Task details
Output the material word for word. Leave each picture out.

[Data listing]
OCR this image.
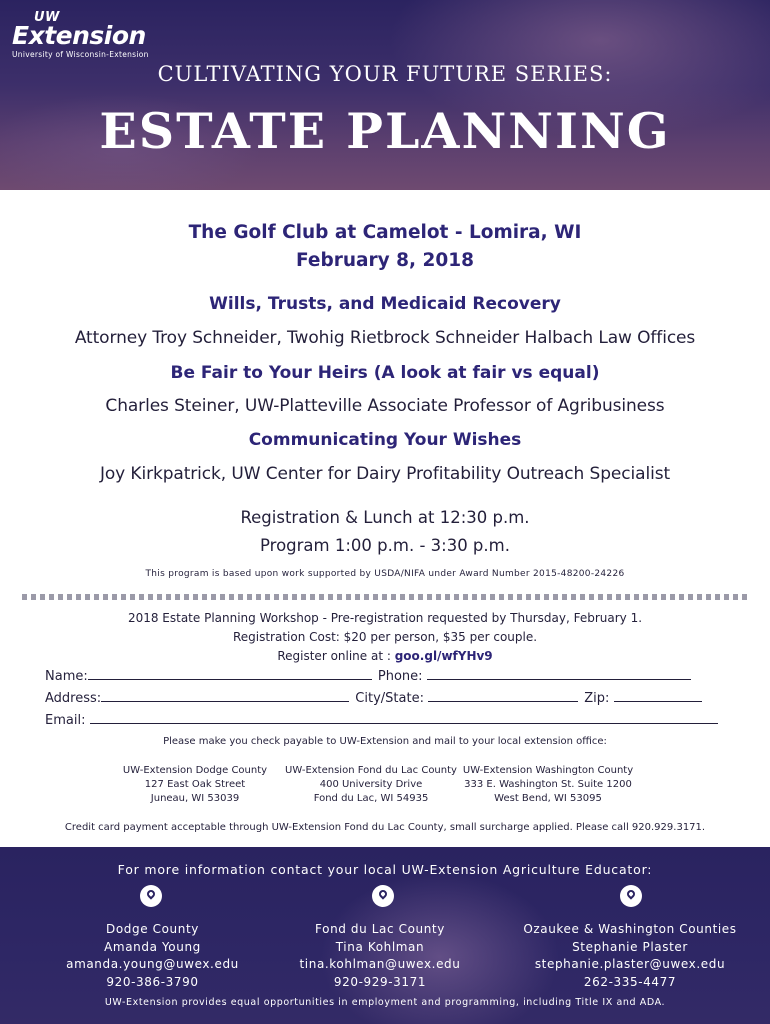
UW
Extension
University of Wisconsin-Extension
CULTIVATING YOUR FUTURE SERIES:
ESTATE PLANNING
The Golf Club at Camelot - Lomira, WI
February 8, 2018
Wills, Trusts, and Medicaid Recovery
Attorney Troy Schneider, Twohig Rietbrock Schneider Halbach Law Offices
Be Fair to Your Heirs (A look at fair vs equal)
Charles Steiner, UW-Platteville Associate Professor of Agribusiness
Communicating Your Wishes
Joy Kirkpatrick, UW Center for Dairy Profitability Outreach Specialist
Registration & Lunch at 12:30 p.m.
Program 1:00 p.m. - 3:30 p.m.
This program is based upon work supported by USDA/NIFA under Award Number 2015-48200-24226
2018 Estate Planning Workshop - Pre-registration requested by Thursday, February 1.
Registration Cost: $20 per person, $35 per couple.
Register online at : goo.gl/wfYHv9
Name:	Phone:
Address:	City/State:	Zip:
Email:
Please make you check payable to UW-Extension and mail to your local extension office:
UW-Extension Dodge County
127 East Oak Street
Juneau, WI 53039
UW-Extension Fond du Lac County
400 University Drive
Fond du Lac, WI 54935
UW-Extension Washington County
333 E. Washington St. Suite 1200
West Bend, WI 53095
Credit card payment acceptable through UW-Extension Fond du Lac County, small surcharge applied. Please call 920.929.3171.
For more information contact your local UW-Extension Agriculture Educator:
Dodge County
Amanda Young
amanda.young@uwex.edu
920-386-3790
Fond du Lac County
Tina Kohlman
tina.kohlman@uwex.edu
920-929-3171
Ozaukee & Washington Counties
Stephanie Plaster
stephanie.plaster@uwex.edu
262-335-4477
UW-Extension provides equal opportunities in employment and programming, including Title IX and ADA.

Response
OCR this image.
UW
Extension
University of Wisconsin-Extension
CULTIVATING YOUR FUTURE SERIES:
ESTATE PLANNING
The Golf Club at Camelot - Lomira, WI
February 8, 2018
Wills, Trusts, and Medicaid Recovery
Attorney Troy Schneider, Twohig Rietbrock Schneider Halbach Law Offices
Be Fair to Your Heirs (A look at fair vs equal)
Charles Steiner, UW-Platteville Associate Professor of Agribusiness
Communicating Your Wishes
Joy Kirkpatrick, UW Center for Dairy Profitability Outreach Specialist
Registration & Lunch at 12:30 p.m.
Program 1:00 p.m. - 3:30 p.m.
This program is based upon work supported by USDA/NIFA under Award Number 2015-48200-24226
2018 Estate Planning Workshop - Pre-registration requested by Thursday, February 1.
Registration Cost: $20 per person, $35 per couple.
Register online at : goo.gl/wfYHv9
Name:	Phone:
Address:	City/State:	Zip:
Email:
Please make you check payable to UW-Extension and mail to your local extension office:
UW-Extension Dodge County
127 East Oak Street
Juneau, WI 53039
UW-Extension Fond du Lac County
400 University Drive
Fond du Lac, WI 54935
UW-Extension Washington County
333 E. Washington St. Suite 1200
West Bend, WI 53095
Credit card payment acceptable through UW-Extension Fond du Lac County, small surcharge applied. Please call 920.929.3171.
For more information contact your local UW-Extension Agriculture Educator:
Dodge County
Amanda Young
amanda.young@uwex.edu
920-386-3790
Fond du Lac County
Tina Kohlman
tina.kohlman@uwex.edu
920-929-3171
Ozaukee & Washington Counties
Stephanie Plaster
stephanie.plaster@uwex.edu
262-335-4477
UW-Extension provides equal opportunities in employment and programming, including Title IX and ADA.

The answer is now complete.